TEXT ::
START
The equation for drowned weir flow is based on the Bernoulli equation constrained to a smooth transition between free and drowned flow at the modular limit. There is no experimental or theoretical equation in the literature for this mode of flow.

The equations are couched in terms of water levels with a coefficient of velocity rather than using total head.

There are discontinuities between the equations for certain modes of flow, for example the transition from free gate to free weir flow can lead to a sudden change in flow for the same head or vice versa. This can lead to hunting between some of the different modes. There is no information in the literature on transitions between modes for sluices.

If poor convergence problems are found to be caused by this unit then you may wish to try the alternative solution technique available by setting the fixed modular limit values W_drown, S_drown and T_drown. The alternative technique is likely to reduce hunting between different modes of operation.

Care must be taken with the specification of sensible control rules. In `water' control modes, for example, it is possible to specify the control rules such that there are regions where no equations apply.

It is recommended that logical control rules are used in preference to water control modes.

The test for change from weir flow to under gate flow (and vice versa) assumes that the gate is located at a point on the sill where critical flow occurs. Hence the upstream water depth above the sill must be 50% greater than the gate opening before under-gate flow equations come into action.

The equations used are a strict application of those found in Bos M.G. (1989). Losses due to side effects, unusual piers, angled approach direction, etc need to be taken into account in the coefficients C_vs, C_vg and C_vw.
END
DATA PROVIDED ::
START
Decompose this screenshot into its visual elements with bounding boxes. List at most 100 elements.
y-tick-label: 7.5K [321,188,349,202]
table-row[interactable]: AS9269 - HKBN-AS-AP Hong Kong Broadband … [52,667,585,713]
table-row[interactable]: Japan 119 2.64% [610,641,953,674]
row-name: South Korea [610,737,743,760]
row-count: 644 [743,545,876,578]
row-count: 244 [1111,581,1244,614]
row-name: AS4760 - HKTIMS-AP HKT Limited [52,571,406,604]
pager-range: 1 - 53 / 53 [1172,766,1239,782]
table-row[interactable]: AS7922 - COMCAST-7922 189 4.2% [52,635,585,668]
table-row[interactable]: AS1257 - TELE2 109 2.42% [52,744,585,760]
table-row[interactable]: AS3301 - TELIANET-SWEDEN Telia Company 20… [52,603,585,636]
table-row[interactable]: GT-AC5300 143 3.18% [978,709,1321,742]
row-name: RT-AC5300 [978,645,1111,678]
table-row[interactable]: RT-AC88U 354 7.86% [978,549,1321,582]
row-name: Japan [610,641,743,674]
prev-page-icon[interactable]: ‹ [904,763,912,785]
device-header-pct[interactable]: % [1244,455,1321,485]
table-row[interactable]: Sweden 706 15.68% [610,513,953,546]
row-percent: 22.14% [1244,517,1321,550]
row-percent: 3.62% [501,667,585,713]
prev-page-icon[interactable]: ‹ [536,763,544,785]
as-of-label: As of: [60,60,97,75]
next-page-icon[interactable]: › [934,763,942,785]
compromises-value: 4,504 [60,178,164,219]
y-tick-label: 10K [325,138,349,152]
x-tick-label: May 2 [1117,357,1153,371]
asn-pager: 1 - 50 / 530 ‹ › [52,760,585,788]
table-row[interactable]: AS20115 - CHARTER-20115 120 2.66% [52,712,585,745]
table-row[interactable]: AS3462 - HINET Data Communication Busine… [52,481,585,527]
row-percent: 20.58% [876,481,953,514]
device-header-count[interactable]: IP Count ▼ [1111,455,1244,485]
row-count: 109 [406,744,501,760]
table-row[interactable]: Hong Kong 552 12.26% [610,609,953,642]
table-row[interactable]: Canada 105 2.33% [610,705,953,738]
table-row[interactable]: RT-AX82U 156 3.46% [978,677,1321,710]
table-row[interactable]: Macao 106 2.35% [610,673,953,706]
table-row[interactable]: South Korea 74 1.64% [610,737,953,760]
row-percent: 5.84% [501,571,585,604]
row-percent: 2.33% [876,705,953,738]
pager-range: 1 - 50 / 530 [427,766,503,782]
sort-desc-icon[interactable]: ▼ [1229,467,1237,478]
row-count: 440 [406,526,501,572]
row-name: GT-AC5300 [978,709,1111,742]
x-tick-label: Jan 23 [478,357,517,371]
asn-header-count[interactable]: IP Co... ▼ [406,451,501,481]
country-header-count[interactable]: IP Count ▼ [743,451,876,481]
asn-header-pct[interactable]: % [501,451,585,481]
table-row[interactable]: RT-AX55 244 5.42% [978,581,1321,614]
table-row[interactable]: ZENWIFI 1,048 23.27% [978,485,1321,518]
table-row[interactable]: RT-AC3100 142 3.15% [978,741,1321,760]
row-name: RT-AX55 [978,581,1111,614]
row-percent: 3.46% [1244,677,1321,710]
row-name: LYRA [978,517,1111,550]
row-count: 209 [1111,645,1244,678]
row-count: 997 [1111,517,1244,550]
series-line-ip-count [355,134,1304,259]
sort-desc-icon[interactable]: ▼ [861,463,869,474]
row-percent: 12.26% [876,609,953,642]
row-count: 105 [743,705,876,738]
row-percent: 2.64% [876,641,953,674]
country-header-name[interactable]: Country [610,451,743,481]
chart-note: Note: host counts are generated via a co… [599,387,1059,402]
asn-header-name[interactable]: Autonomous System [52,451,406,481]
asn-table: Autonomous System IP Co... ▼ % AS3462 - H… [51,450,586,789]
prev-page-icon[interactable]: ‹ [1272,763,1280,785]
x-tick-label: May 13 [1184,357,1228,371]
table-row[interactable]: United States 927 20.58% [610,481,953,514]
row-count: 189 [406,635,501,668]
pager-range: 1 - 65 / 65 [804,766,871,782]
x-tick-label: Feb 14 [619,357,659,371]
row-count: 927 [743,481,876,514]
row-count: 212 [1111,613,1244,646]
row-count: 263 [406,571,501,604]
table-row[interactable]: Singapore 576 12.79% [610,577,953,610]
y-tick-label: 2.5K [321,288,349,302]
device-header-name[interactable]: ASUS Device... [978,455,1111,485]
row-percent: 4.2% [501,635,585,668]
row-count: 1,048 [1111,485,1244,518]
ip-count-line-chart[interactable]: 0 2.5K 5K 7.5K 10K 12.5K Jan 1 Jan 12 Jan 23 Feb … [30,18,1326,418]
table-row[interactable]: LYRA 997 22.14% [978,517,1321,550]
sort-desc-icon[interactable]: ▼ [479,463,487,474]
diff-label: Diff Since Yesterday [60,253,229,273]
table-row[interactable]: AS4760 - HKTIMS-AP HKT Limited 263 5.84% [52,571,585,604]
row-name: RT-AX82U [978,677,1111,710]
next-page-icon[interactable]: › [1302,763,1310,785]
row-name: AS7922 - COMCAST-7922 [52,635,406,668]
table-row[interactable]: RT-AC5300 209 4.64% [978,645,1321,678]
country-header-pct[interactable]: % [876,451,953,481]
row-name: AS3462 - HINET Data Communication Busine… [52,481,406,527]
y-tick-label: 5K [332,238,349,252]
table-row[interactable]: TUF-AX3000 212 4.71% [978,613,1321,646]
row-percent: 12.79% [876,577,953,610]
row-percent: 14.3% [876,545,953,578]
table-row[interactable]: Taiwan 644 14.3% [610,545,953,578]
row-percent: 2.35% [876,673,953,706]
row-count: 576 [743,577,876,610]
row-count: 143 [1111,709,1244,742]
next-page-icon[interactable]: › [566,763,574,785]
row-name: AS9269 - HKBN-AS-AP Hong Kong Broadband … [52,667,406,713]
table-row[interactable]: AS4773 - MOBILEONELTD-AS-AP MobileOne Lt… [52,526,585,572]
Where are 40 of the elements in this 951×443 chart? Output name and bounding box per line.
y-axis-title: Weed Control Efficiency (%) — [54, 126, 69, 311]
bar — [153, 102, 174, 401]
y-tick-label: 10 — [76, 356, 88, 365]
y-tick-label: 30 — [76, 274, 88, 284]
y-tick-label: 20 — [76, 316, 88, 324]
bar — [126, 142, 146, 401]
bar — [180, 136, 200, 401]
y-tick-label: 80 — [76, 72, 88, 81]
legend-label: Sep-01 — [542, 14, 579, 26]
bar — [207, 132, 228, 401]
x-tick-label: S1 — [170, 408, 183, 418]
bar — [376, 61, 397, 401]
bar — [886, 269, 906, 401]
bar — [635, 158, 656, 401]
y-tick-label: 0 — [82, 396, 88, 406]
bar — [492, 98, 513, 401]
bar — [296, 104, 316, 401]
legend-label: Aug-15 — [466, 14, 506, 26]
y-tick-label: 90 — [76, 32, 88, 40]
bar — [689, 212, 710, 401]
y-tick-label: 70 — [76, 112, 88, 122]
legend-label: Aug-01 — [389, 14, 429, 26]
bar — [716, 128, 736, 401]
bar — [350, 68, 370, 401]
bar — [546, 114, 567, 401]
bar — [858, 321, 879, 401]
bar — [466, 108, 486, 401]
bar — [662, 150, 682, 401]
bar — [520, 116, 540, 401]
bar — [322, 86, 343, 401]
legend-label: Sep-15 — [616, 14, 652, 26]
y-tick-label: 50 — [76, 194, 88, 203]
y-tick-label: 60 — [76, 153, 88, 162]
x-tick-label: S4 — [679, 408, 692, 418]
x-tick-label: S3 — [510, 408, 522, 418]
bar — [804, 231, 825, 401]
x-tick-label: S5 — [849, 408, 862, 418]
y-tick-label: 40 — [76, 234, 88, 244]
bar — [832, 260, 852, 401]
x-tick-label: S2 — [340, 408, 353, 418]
END
WHAT YOU WILL DO ::
Copy the stretch of the weir flow text from "The equations are" through "modes of operation.", swapping "hunting" for "oscillation". The entries are separate material, apart from the weir flow text.

FULL RESPONSE ::
The equations are couched in terms of water levels with a coefficient of velocity rather than using total head.

There are discontinuities between the equations for certain modes of flow, for example the transition from free gate to free weir flow can lead to a sudden change in flow for the same head or vice versa. This can lead to oscillation between some of the different modes. There is no information in the literature on transitions between modes for sluices.

If poor convergence problems are found to be caused by this unit then you may wish to try the alternative solution technique available by setting the fixed modular limit values W_drown, S_drown and T_drown. The alternative technique is likely to reduce oscillation between different modes of operation.